(Dataset items)
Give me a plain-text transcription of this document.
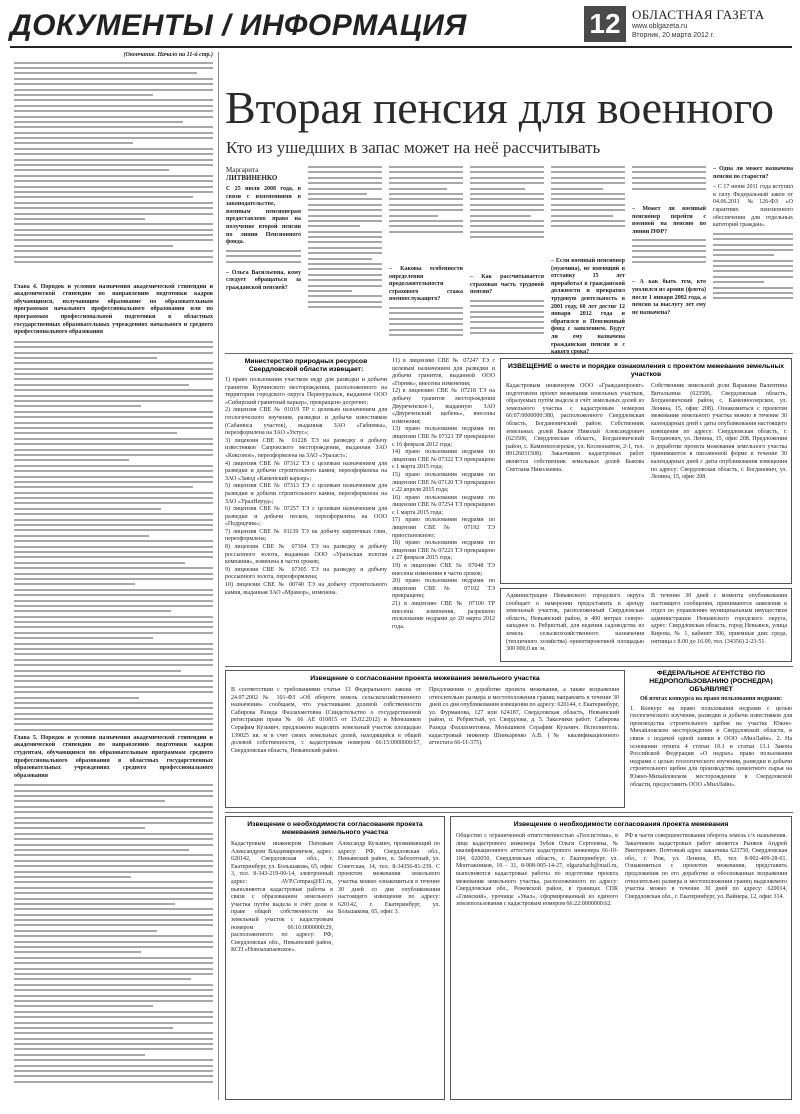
ДОКУМЕНТЫ / ИНФОРМАЦИЯ	12 ОБЛАСТНАЯ ГАЗЕТА
www.oblgazeta.ru
Вторник, 20 марта 2012 г.

(Окончание. Начало на 11-й стр.)

Глава 4. Порядок и условия назначения академической стипендии и академической стипендии по направлению подготовки кадров обучающимся, получающим образование по образовательным программам начального профессионального образования или по программам профессиональной подготовки в областных государственных образовательных учреждениях начального и среднего профессионального образования

Глава 5. Порядок и условия назначения академической стипендии и академической стипендии по направлению подготовки кадров студентам, обучающимся по образовательным программам среднего профессионального образования в областных государственных образовательных учреждениях среднего профессионального образования

Вторая пенсия для военного
Кто из ушедших в запас может на неё рассчитывать

Маргарита

ЛИТВИНЕНКО

С 25 июля 2008 года, в связи с изменениями в законодательстве, военным пенсионерам предоставлено право на получение второй пенсии по линии Пенсионного фонда.

– Ольга Васильевна, кому следует обращаться за гражданской пенсией?

– Каковы особенности определения продолжительности страхового стажа военнослужащего?

– Как рассчитывается страховая часть трудовой пенсии?

– Если военный пенсионер (мужчина), не имеющий в отставку 15 лет проработал в гражданской должности и прекратил трудовую деятельность в 2001 году, 60 лет достиг 12 января 2012 года и обратился в Пенсионный фонд с заявлением. Будут ли ему назначена гражданская пенсия и с

– Может ли военный пенсионер перейти с военной на пенсию по линии ПФР?

– А как быть тем, кто уволился из армии (флота) после 1 января 2002 года, а пенсия за выслугу лет ему не назначена?

– Одна ли может назначена пенсия по старости?

– С 17 июня 2011 года вступил в силу Федеральный закон от 04.06.2011 №126-ФЗ «О гарантиях пенсионного обеспечения для отдельных категорий граждан».

Министерство природных ресурсов Свердловской области извещает:

1) право пользования участком недр для разведки и добычи гранитов Курчинского месторождения, расположенного на территории городского округа Первоуральск, выданное ООО «Сибирский гранитный карьер», прекращено досрочно;

2) лицензия СВЕ № 01019 ТР с целевым назначением для геологического изучения, разведки и добычи известняков (Сабанюса участок), выданная ЗАО «Габиевка», переоформлена на ЗАО «Уктус»;

3) лицензия СВЕ № 01228 ТЭ на разведку и добычу известняков Сапрокского месторождения, выданная ЗАО «Коксовое», переоформлена на ЗАО «Ураласт»;

4) лицензия СВЕ № 07312 ТЭ с целевым назначением для разведки и добычи строительного камня, переоформлена на ЗАО «Завод «Каменский карьер»;

5) лицензия СВЕ № 07313 ТЭ с целевым назначением для разведки и добычи строительного камня, переоформлена на ЗАО «УралНеруд»;

6) лицензия СВЕ № 07257 ТЭ с целевым назначением для разведки и добычи песков, переоформлена на ООО «Подрядчик»;

7) лицензия СВЕ № 01139 ТЭ на добычу кирпичных глин, переоформлена;

8) лицензия СВЕ № 07304 ТЭ на разведку и добычу россыпного золота, выданная ООО «Уральская золотая компания», изменена в части сроков;

9) лицензия СВЕ № 07305 ТЭ на разведку и добычу россыпного золота, переоформлена;

10) лицензия СВЕ № 00740 ТЭ на добычу строительного камня, выданная ЗАО «Мрамор», изменена.

11) в лицензию СВЕ № 07247 ТЭ с целевым назначением для разведки и добычи гранитов, выданной ООО «Горняк», внесены изменения;

12) в лицензию СВЕ № 07218 ТЭ на добычу гранитов месторождения Двуреченское-1, выданную ЗАО «Двуреченский щебень», внесены изменения;

13) право пользования недрами по лицензии СВЕ № 07321 ТР прекращено с 16 февраля 2012 года;

14) право пользования недрами по лицензии СВЕ № 07322 ТЭ прекращено с 1 марта 2015 года;

15) право пользования недрами по лицензии СВЕ № 07120 ТЭ прекращено с 22 апреля 2015 года;

16) право пользования недрами по лицензии СВЕ № 07254 ТЭ прекращено с 1 марта 2015 года;

17) право пользования недрами по лицензии СВЕ № 07192 ТЭ приостановлено;

18) право пользования недрами по лицензии СВЕ № 07223 ТЭ прекращено с 27 февраля 2015 года;

19) в лицензию СВЕ № 07048 ТЭ внесены изменения в части сроков;

20) право пользования недрами по лицензии СВЕ № 07102 ТЭ прекращено;

21) в лицензию СВЕ № 07100 ТР внесены изменения, разрешено пользование недрами до 20 марта 2012 года.

ИЗВЕЩЕНИЕ о месте и порядке ознакомления с проектом межевания земельных участков

Кадастровым инженером ООО «Гражданпроект» подготовлен проект межевания земельных участков, образуемых путём выдела в счёт земельных долей из земельного участка с кадастровым номером 66:07:0000000:380, расположенного Свердловская область, Богдановичский район. Собственник земельных долей Быков Николай Александрович (623506, Свердловская область, Богдановичский район, с. Каменноозерское, ул. Космонавтов, 2-1, тел. 89126031508). Заказчиком кадастровых работ является собственник земельных долей Быкова Светлана Николаевна.

Собственник земельной доли Варакина Валентина Витальевна (623506, Свердловская область, Богдановичский район, с. Каменноозерское, ул. Ленина, 15, офис 208). Ознакомиться с проектом межевания земельного участка можно в течение 30 календарных дней с даты опубликования настоящего извещения по адресу: Свердловская область, г. Богданович, ул. Ленина, 15, офис 208. Предложения о доработке проекта межевания земельного участка принимаются в письменной форме в течение 30 календарных дней с даты опубликования извещения по адресу: Свердловская область, г. Богданович, ул. Ленина, 15, офис 208.

Администрация Невьянского городского округа сообщает о намерении предоставить в аренду земельный участок, расположенный Свердловская область, Невьянский район, в 400 метрах северо-западнее п. Ребристый, для ведения садоводства из земель сельскохозяйственного назначения (тепличного хозяйства) ориентировочной площадью 300 000,0 кв. м.

В течение 30 дней с момента опубликования настоящего сообщения, принимаются заявления в отдел по управлению муниципальным имуществом администрации Невьянского городского округа, адрес: Свердловская область, город Невьянск, улица Кирова, № 1, кабинет 306, приемные дни: среда, пятница с 8.00 до 16.00, тел. (34356) 2-23-51.

Извещение о согласовании проекта межевания земельного участка

В соответствии с требованиями статьи 13 Федерального закона от 24.07.2002 № 101-ФЗ «Об обороте земель сельскохозяйственного назначения» сообщаем, что участниками долевой собственности Сабирова Разида Фазлахметовна (Свидетельство о государственной регистрации права № 66 АЕ 010815 от 15.02.2012) и Меньшиков Серафим Кузьмич, предложено выделить земельный участок площадью 139025 кв. м в счет своих земельных долей, находящийся в общей долевой собственности, с кадастровым номером 66:15:0000000:67, Свердловская область, Невьянский район.

Предложения о доработке проекта межевания, а также возражения относительно размера и местоположения границ направлять в течение 30 дней со дня опубликования извещения по адресу: 620144, г. Екатеринбург, ул. Фурманова, 127 или 624187, Свердловская область, Невьянский район, п. Ребристый, ул. Свердлова, д. 5. Заказчики работ: Сабирова Разида Фазлахметовна, Меньшиков Серафим Кузьмич. Исполнитель: кадастровый инженер Шинкаренко А.В. (№ квалификационного аттестата 66-11-375).

ФЕДЕРАЛЬНОЕ АГЕНТСТВО ПО НЕДРОПОЛЬЗОВАНИЮ (РОСНЕДРА) ОБЪЯВЛЯЕТ

Об итогах конкурса на право пользования недрами:

1. Конкурс на право пользования недрами с целью геологического изучения, разведки и добычи известняков для производства строительного щебня на участке Южно-Михайловском месторождения в Свердловской области, в связи с подачей одной заявки в ООО «МилЛайн». 2. На основании пункта 4 статьи 10.1 и статьи 13.1 Закона Российской Федерации «О недрах» право пользования недрами с целью геологического изучения, разведки и добычи строительного щебня для производства цементного сырья на Южно-Михайловском месторождении в Свердловской области, предоставить ООО «МилЛайн».

Извещение о необходимости согласования проекта межевания земельного участка

Кадастровым инженером Поповым Александром Владимировичем, адрес: 620142, Свердловская обл., г. Екатеринбург, ул. Большакова, 65, офис 3, тел. 8-343-219-00-14, электронный адрес: AVP.Compas@E1.ru, выполняются кадастровые работы в связи с образованием земельного участка путём выдела в счёт доли в праве общей собственности на земельный участок с кадастровым номером 66:16:0000000:29, расположенного по адресу: РФ, Свердловская обл., Невьянский район, КСП «Новоалапаевское».

Александр Кузьмич, проживающий по адресу: РФ, Свердловская обл., Невьянский район, п. Заболотный, ул. Советская, 14, тел. 8-34356-81-239. С проектом межевания земельного участка можно ознакомиться в течение 30 дней со дня опубликования настоящего извещения по адресу: 620142, г. Екатеринбург, ул. Большакова, 65, офис 3.

Извещение о необходимости согласования проекта межевания

Общество с ограниченной ответственностью «Геосистема», в лице кадастрового инженера Зубов Ольги Сергеевны, № квалификационного аттестата кадастрового инженера 66-10-184, 620050, Свердловская область, г. Екатеринбург, ул. Монтажников, 10 - 31, 8-908-905-14-27, olgazubach@mail.ru, выполняются кадастровые работы по подготовке проекта межевания земельного участка, расположенного по адресу: Свердловская обл., Режевской район, в границах СПК «Глинский», урочище «Увал», сформированный из единого землепользования с кадастровым номером 66:22:0000000:62.

РФ в части совершенствования оборота земель с/х назначения. Заказчиком кадастровых работ является Рынков Андрей Викторович. Почтовый адрес заказчика 623750, Свердловская обл., г. Реж, ул. Ленина, 85, тел. 8-902-409-28-01. Ознакомиться с проектом межевания, представить предложения по его доработке и обоснованные возражения относительно размера и местоположения границ выделяемого участка можно в течение 30 дней по адресу: 620014, Свердловская обл., г. Екатеринбург, ул. Вайнера, 12, офис 314.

§ Short problem: Copy each line from the records above that includes the string "образовательных".

§ Solution to this task:
Глава 4. Порядок и условия назначения академической стипендии и академической стипендии по направлению подготовки кадров обучающимся, получающим образование по образовательным программам начального профессионального образования или по программам профессиональной подготовки в областных государственных образовательных учреждениях начального и среднего профессионального образования
Глава 5. Порядок и условия назначения академической стипендии и академической стипендии по направлению подготовки кадров студентам, обучающимся по образовательным программам среднего профессионального образования в областных государственных образовательных учреждениях среднего профессионального образования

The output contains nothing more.